*STATED GOAL*
Look through the material and tally each line bearing the word "JSON". Give only the total.

*PROVIDED DATA*
|---|

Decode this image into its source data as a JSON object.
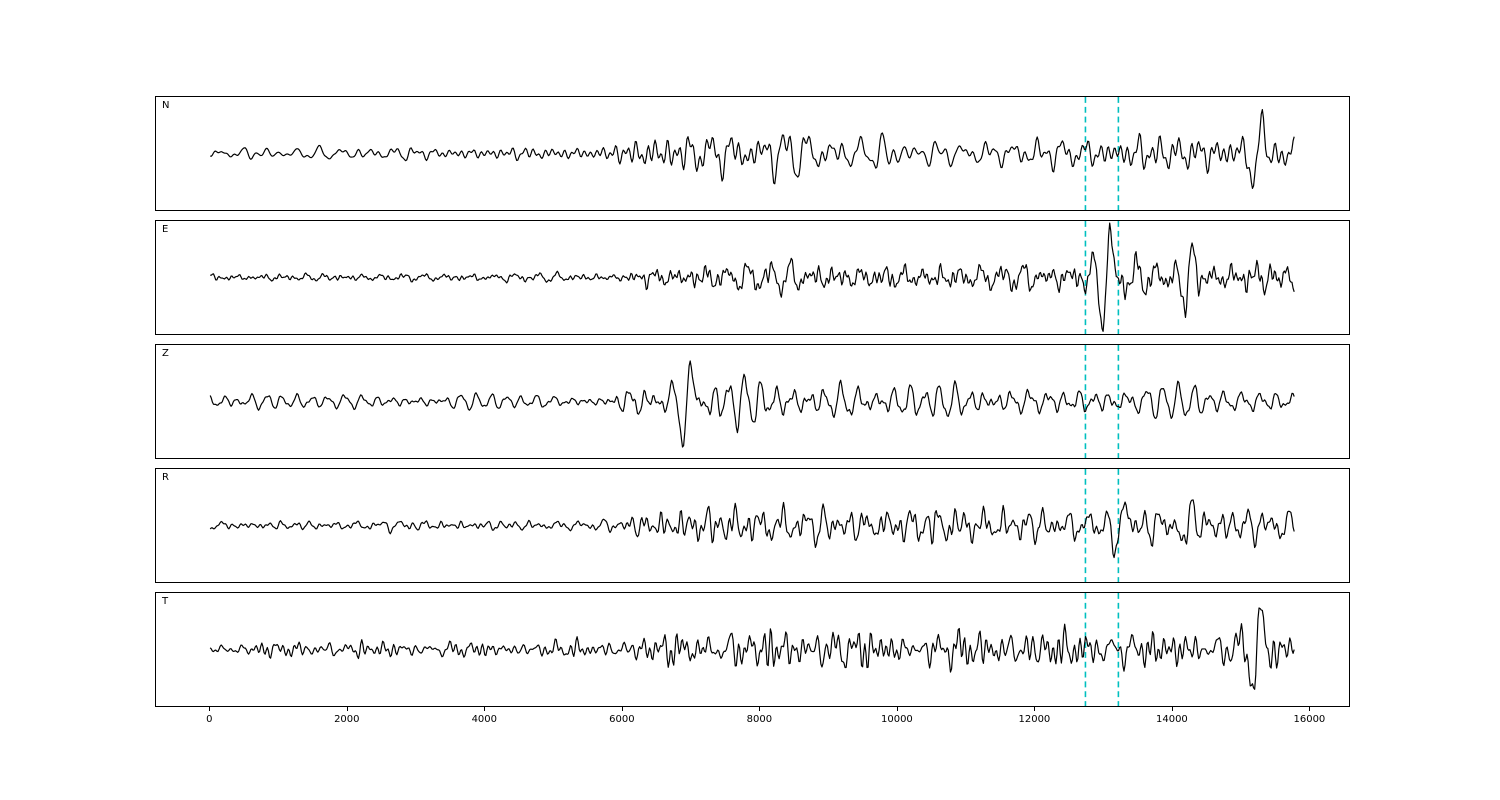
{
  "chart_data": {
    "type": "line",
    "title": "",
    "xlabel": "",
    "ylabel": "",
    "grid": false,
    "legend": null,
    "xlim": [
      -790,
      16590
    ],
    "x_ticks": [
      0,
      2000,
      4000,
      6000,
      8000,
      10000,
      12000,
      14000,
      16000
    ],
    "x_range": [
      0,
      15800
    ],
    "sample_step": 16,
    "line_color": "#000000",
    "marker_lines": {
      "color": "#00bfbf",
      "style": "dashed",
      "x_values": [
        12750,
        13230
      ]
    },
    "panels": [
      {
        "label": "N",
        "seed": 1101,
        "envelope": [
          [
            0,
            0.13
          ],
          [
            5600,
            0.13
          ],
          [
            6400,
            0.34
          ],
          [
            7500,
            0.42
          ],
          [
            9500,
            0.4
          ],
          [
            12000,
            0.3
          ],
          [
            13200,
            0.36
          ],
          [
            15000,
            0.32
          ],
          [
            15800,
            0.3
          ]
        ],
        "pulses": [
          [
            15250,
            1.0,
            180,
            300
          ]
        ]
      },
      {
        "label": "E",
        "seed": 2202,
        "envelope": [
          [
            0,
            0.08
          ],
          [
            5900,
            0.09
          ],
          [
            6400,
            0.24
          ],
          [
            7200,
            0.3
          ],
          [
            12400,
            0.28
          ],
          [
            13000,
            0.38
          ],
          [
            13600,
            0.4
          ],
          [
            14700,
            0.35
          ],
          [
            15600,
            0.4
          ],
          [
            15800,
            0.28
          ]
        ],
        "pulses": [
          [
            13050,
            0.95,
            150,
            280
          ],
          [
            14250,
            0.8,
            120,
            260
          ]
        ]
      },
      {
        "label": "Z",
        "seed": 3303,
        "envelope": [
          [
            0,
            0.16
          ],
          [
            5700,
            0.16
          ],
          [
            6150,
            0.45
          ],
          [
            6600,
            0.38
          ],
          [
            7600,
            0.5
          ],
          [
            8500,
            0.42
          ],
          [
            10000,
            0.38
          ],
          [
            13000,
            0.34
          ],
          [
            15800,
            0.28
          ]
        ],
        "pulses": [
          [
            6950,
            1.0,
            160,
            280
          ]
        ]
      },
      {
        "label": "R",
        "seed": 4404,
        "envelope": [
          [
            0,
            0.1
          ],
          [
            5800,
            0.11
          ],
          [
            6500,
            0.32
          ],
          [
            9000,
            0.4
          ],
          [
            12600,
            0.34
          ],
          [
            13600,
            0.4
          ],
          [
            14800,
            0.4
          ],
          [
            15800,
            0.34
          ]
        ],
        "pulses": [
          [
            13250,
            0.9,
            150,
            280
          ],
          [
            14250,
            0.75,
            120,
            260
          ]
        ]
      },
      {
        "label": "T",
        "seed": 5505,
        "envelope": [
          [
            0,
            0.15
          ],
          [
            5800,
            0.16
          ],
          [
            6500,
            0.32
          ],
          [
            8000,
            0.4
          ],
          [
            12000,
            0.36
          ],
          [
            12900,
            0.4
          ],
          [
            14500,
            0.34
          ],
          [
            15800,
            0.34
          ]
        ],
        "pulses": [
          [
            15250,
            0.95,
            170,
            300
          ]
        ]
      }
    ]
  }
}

|---|

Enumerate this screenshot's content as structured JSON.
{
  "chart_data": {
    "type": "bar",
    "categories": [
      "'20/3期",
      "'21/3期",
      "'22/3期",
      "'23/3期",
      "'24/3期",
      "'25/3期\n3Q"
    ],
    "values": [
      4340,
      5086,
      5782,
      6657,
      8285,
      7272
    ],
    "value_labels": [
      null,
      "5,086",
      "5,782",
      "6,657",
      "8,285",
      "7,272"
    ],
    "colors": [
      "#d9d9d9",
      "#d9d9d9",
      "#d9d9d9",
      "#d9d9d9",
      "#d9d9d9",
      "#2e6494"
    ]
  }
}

|---|

*COMPLETE OUTPUT*
2